__Recorded data__.
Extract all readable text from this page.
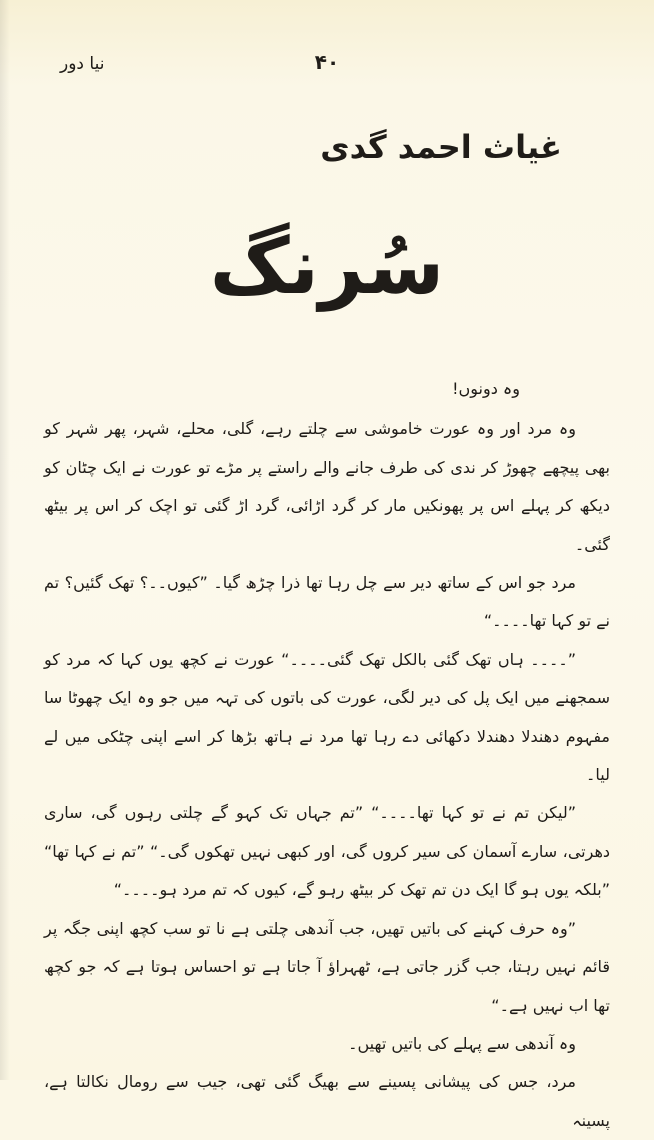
۴۰
نیا دور
غیاث احمد گدی
سُرنگ

وہ دونوں!

وہ مرد اور وہ عورت خاموشی سے چلتے رہے، گلی، محلے، شہر، پھر شہر کو بھی پیچھے چھوڑ کر ندی کی طرف جانے والے راستے پر مڑے تو عورت نے ایک چٹان کو دیکھ کر پہلے اس پر پھونکیں مار کر گرد اڑائی، گرد اڑ گئی تو اچک کر اس پر بیٹھ گئی۔

مرد جو اس کے ساتھ دیر سے چل رہا تھا ذرا چڑھ گیا۔ ”کیوں۔۔؟ تھک گئیں؟ تم نے تو کہا تھا۔۔۔۔“

”۔۔۔۔ ہاں تھک گئی بالکل تھک گئی۔۔۔۔“ عورت نے کچھ یوں کہا کہ مرد کو سمجھنے میں ایک پل کی دیر لگی، عورت کی باتوں کی تہہ میں جو وہ ایک چھوٹا سا مفہوم دھندلا دھندلا دکھائی دے رہا تھا مرد نے ہاتھ بڑھا کر اسے اپنی چٹکی میں لے لیا۔

”لیکن تم نے تو کہا تھا۔۔۔۔“ ”تم جہاں تک کہو گے چلتی رہوں گی، ساری دھرتی، سارے آسمان کی سیر کروں گی، اور کبھی نہیں تھکوں گی۔“ ”تم نے کہا تھا“ ”بلکہ یوں ہو گا ایک دن تم تھک کر بیٹھ رہو گے، کیوں کہ تم مرد ہو۔۔۔۔“

”وہ حرف کہنے کی باتیں تھیں، جب آندھی چلتی ہے نا تو سب کچھ اپنی جگہ پر قائم نہیں رہتا، جب گزر جاتی ہے، ٹھہراؤ آ جاتا ہے تو احساس ہوتا ہے کہ جو کچھ تھا اب نہیں ہے۔“

وہ آندھی سے پہلے کی باتیں تھیں۔

مرد، جس کی پیشانی پسینے سے بھیگ گئی تھی، جیب سے رومال نکالتا ہے، پسینہ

__Given request__. Write the records out once more, exactly as they appear, with no pictures.

__Exercise response__.
Extract all readable text from this page.
۴۰
نیا دور
غیاث احمد گدی
سُرنگ

وہ دونوں!

وہ مرد اور وہ عورت خاموشی سے چلتے رہے، گلی، محلے، شہر، پھر شہر کو بھی پیچھے چھوڑ کر ندی کی طرف جانے والے راستے پر مڑے تو عورت نے ایک چٹان کو دیکھ کر پہلے اس پر پھونکیں مار کر گرد اڑائی، گرد اڑ گئی تو اچک کر اس پر بیٹھ گئی۔

مرد جو اس کے ساتھ دیر سے چل رہا تھا ذرا چڑھ گیا۔ ”کیوں۔۔؟ تھک گئیں؟ تم نے تو کہا تھا۔۔۔۔“

”۔۔۔۔ ہاں تھک گئی بالکل تھک گئی۔۔۔۔“ عورت نے کچھ یوں کہا کہ مرد کو سمجھنے میں ایک پل کی دیر لگی، عورت کی باتوں کی تہہ میں جو وہ ایک چھوٹا سا مفہوم دھندلا دھندلا دکھائی دے رہا تھا مرد نے ہاتھ بڑھا کر اسے اپنی چٹکی میں لے لیا۔

”لیکن تم نے تو کہا تھا۔۔۔۔“ ”تم جہاں تک کہو گے چلتی رہوں گی، ساری دھرتی، سارے آسمان کی سیر کروں گی، اور کبھی نہیں تھکوں گی۔“ ”تم نے کہا تھا“ ”بلکہ یوں ہو گا ایک دن تم تھک کر بیٹھ رہو گے، کیوں کہ تم مرد ہو۔۔۔۔“

”وہ حرف کہنے کی باتیں تھیں، جب آندھی چلتی ہے نا تو سب کچھ اپنی جگہ پر قائم نہیں رہتا، جب گزر جاتی ہے، ٹھہراؤ آ جاتا ہے تو احساس ہوتا ہے کہ جو کچھ تھا اب نہیں ہے۔“

وہ آندھی سے پہلے کی باتیں تھیں۔

مرد، جس کی پیشانی پسینے سے بھیگ گئی تھی، جیب سے رومال نکالتا ہے، پسینہ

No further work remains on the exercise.